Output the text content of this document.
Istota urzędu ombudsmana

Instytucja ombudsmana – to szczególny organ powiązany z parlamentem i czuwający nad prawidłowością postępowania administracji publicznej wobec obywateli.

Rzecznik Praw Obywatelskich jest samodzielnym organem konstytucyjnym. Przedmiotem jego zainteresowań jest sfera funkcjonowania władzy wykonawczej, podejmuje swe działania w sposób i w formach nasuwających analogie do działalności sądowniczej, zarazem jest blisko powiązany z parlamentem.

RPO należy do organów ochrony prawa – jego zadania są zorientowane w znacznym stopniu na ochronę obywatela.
★ ★ ★ ★ ★
» What is asked
Transcribe each record exactly. Leave nothing out.

» Task output
Output the text content of this document.
Istota urzędu ombudsmana

Instytucja ombudsmana – to szczególny organ powiązany z parlamentem i czuwający nad prawidłowością postępowania administracji publicznej wobec obywateli.

Rzecznik Praw Obywatelskich jest samodzielnym organem konstytucyjnym. Przedmiotem jego zainteresowań jest sfera funkcjonowania władzy wykonawczej, podejmuje swe działania w sposób i w formach nasuwających analogie do działalności sądowniczej, zarazem jest blisko powiązany z parlamentem.

RPO należy do organów ochrony prawa – jego zadania są zorientowane w znacznym stopniu na ochronę obywatela.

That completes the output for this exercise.